EXERCISE INSTRUCTIONS: Omit all images. Transcribe the rest of the material below exactly.

TASK INPUTS:

>> BEGIN

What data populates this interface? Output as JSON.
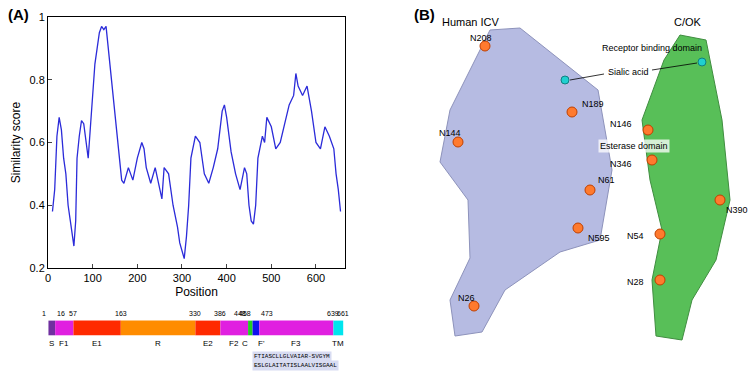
{
  "panel_labels": [
    "(A)",
    "(B)"
  ],
  "chart_data": {
    "type": "line",
    "x_label": "Position",
    "y_label": "Similarity score",
    "color": "#2b2bd9",
    "grid": false,
    "x": [
      10,
      15,
      20,
      25,
      30,
      35,
      40,
      45,
      50,
      55,
      58,
      62,
      65,
      70,
      75,
      80,
      85,
      90,
      95,
      100,
      105,
      110,
      115,
      120,
      125,
      130,
      135,
      140,
      145,
      150,
      155,
      160,
      165,
      170,
      180,
      190,
      200,
      210,
      215,
      220,
      230,
      240,
      250,
      255,
      260,
      270,
      280,
      290,
      295,
      300,
      305,
      310,
      315,
      320,
      330,
      340,
      345,
      350,
      360,
      370,
      380,
      390,
      395,
      400,
      410,
      420,
      430,
      440,
      445,
      450,
      455,
      460,
      465,
      470,
      480,
      485,
      490,
      500,
      510,
      520,
      530,
      540,
      550,
      555,
      560,
      570,
      580,
      590,
      600,
      610,
      620,
      630,
      640,
      645,
      650,
      655
    ],
    "values": [
      0.38,
      0.45,
      0.62,
      0.68,
      0.64,
      0.55,
      0.5,
      0.4,
      0.35,
      0.3,
      0.27,
      0.35,
      0.55,
      0.62,
      0.67,
      0.66,
      0.6,
      0.55,
      0.65,
      0.75,
      0.85,
      0.9,
      0.95,
      0.97,
      0.96,
      0.97,
      0.9,
      0.85,
      0.78,
      0.7,
      0.62,
      0.55,
      0.48,
      0.47,
      0.52,
      0.48,
      0.55,
      0.6,
      0.58,
      0.52,
      0.47,
      0.52,
      0.46,
      0.42,
      0.52,
      0.5,
      0.4,
      0.33,
      0.28,
      0.25,
      0.23,
      0.3,
      0.4,
      0.55,
      0.62,
      0.6,
      0.55,
      0.5,
      0.47,
      0.52,
      0.58,
      0.7,
      0.72,
      0.68,
      0.57,
      0.5,
      0.45,
      0.52,
      0.5,
      0.4,
      0.35,
      0.34,
      0.4,
      0.55,
      0.62,
      0.6,
      0.68,
      0.65,
      0.58,
      0.6,
      0.66,
      0.72,
      0.75,
      0.82,
      0.78,
      0.75,
      0.78,
      0.7,
      0.6,
      0.58,
      0.65,
      0.62,
      0.58,
      0.5,
      0.45,
      0.38
    ],
    "xlim": [
      0,
      665
    ],
    "xticks": [
      0,
      100,
      200,
      300,
      400,
      500,
      600
    ],
    "ylim": [
      0.2,
      1
    ],
    "yticks": [
      0.2,
      0.4,
      0.6,
      0.8,
      1
    ]
  },
  "domains": {
    "boundaries": [
      1,
      16,
      57,
      163,
      330,
      386,
      448,
      458,
      473,
      639,
      661
    ],
    "segments": [
      {
        "name": "S",
        "color": "#7030a0"
      },
      {
        "name": "F1",
        "color": "#e020e0"
      },
      {
        "name": "E1",
        "color": "#ff2a00"
      },
      {
        "name": "R",
        "color": "#ff8c00"
      },
      {
        "name": "E2",
        "color": "#ff2a00"
      },
      {
        "name": "F2",
        "color": "#e020e0"
      },
      {
        "name": "C",
        "color": "#22cc22"
      },
      {
        "name": "F'",
        "color": "#1010ee"
      },
      {
        "name": "F3",
        "color": "#e020e0"
      },
      {
        "name": "TM",
        "color": "#00e5ee"
      }
    ],
    "alignment": [
      "FTIASCLLGLVAIAR-SVGYM",
      "ESLGLAITATISLAALVISGAAL"
    ]
  },
  "panel_b": {
    "structures": [
      {
        "title": "Human ICV",
        "color": "#aab0dd",
        "sites": [
          "N208",
          "N189",
          "N144",
          "N61",
          "N595",
          "N26"
        ]
      },
      {
        "title": "C/OK",
        "color": "#3cb43c",
        "sites": [
          "N146",
          "N346",
          "N390",
          "N54",
          "N28"
        ]
      }
    ],
    "annotations": [
      "Receptor binding domain",
      "Sialic acid",
      "Esterase domain"
    ]
  }
}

>> END

SOLUTION TO THE PROBLEM:
What data populates this interface? Output as JSON.
{
  "panel_labels": [
    "(A)",
    "(B)"
  ],
  "chart_data": {
    "type": "line",
    "x_label": "Position",
    "y_label": "Similarity score",
    "color": "#2b2bd9",
    "grid": false,
    "x": [
      10,
      15,
      20,
      25,
      30,
      35,
      40,
      45,
      50,
      55,
      58,
      62,
      65,
      70,
      75,
      80,
      85,
      90,
      95,
      100,
      105,
      110,
      115,
      120,
      125,
      130,
      135,
      140,
      145,
      150,
      155,
      160,
      165,
      170,
      180,
      190,
      200,
      210,
      215,
      220,
      230,
      240,
      250,
      255,
      260,
      270,
      280,
      290,
      295,
      300,
      305,
      310,
      315,
      320,
      330,
      340,
      345,
      350,
      360,
      370,
      380,
      390,
      395,
      400,
      410,
      420,
      430,
      440,
      445,
      450,
      455,
      460,
      465,
      470,
      480,
      485,
      490,
      500,
      510,
      520,
      530,
      540,
      550,
      555,
      560,
      570,
      580,
      590,
      600,
      610,
      620,
      630,
      640,
      645,
      650,
      655
    ],
    "values": [
      0.38,
      0.45,
      0.62,
      0.68,
      0.64,
      0.55,
      0.5,
      0.4,
      0.35,
      0.3,
      0.27,
      0.35,
      0.55,
      0.62,
      0.67,
      0.66,
      0.6,
      0.55,
      0.65,
      0.75,
      0.85,
      0.9,
      0.95,
      0.97,
      0.96,
      0.97,
      0.9,
      0.85,
      0.78,
      0.7,
      0.62,
      0.55,
      0.48,
      0.47,
      0.52,
      0.48,
      0.55,
      0.6,
      0.58,
      0.52,
      0.47,
      0.52,
      0.46,
      0.42,
      0.52,
      0.5,
      0.4,
      0.33,
      0.28,
      0.25,
      0.23,
      0.3,
      0.4,
      0.55,
      0.62,
      0.6,
      0.55,
      0.5,
      0.47,
      0.52,
      0.58,
      0.7,
      0.72,
      0.68,
      0.57,
      0.5,
      0.45,
      0.52,
      0.5,
      0.4,
      0.35,
      0.34,
      0.4,
      0.55,
      0.62,
      0.6,
      0.68,
      0.65,
      0.58,
      0.6,
      0.66,
      0.72,
      0.75,
      0.82,
      0.78,
      0.75,
      0.78,
      0.7,
      0.6,
      0.58,
      0.65,
      0.62,
      0.58,
      0.5,
      0.45,
      0.38
    ],
    "xlim": [
      0,
      665
    ],
    "xticks": [
      0,
      100,
      200,
      300,
      400,
      500,
      600
    ],
    "ylim": [
      0.2,
      1
    ],
    "yticks": [
      0.2,
      0.4,
      0.6,
      0.8,
      1
    ]
  },
  "domains": {
    "boundaries": [
      1,
      16,
      57,
      163,
      330,
      386,
      448,
      458,
      473,
      639,
      661
    ],
    "segments": [
      {
        "name": "S",
        "color": "#7030a0"
      },
      {
        "name": "F1",
        "color": "#e020e0"
      },
      {
        "name": "E1",
        "color": "#ff2a00"
      },
      {
        "name": "R",
        "color": "#ff8c00"
      },
      {
        "name": "E2",
        "color": "#ff2a00"
      },
      {
        "name": "F2",
        "color": "#e020e0"
      },
      {
        "name": "C",
        "color": "#22cc22"
      },
      {
        "name": "F'",
        "color": "#1010ee"
      },
      {
        "name": "F3",
        "color": "#e020e0"
      },
      {
        "name": "TM",
        "color": "#00e5ee"
      }
    ],
    "alignment": [
      "FTIASCLLGLVAIAR-SVGYM",
      "ESLGLAITATISLAALVISGAAL"
    ]
  },
  "panel_b": {
    "structures": [
      {
        "title": "Human ICV",
        "color": "#aab0dd",
        "sites": [
          "N208",
          "N189",
          "N144",
          "N61",
          "N595",
          "N26"
        ]
      },
      {
        "title": "C/OK",
        "color": "#3cb43c",
        "sites": [
          "N146",
          "N346",
          "N390",
          "N54",
          "N28"
        ]
      }
    ],
    "annotations": [
      "Receptor binding domain",
      "Sialic acid",
      "Esterase domain"
    ]
  }
}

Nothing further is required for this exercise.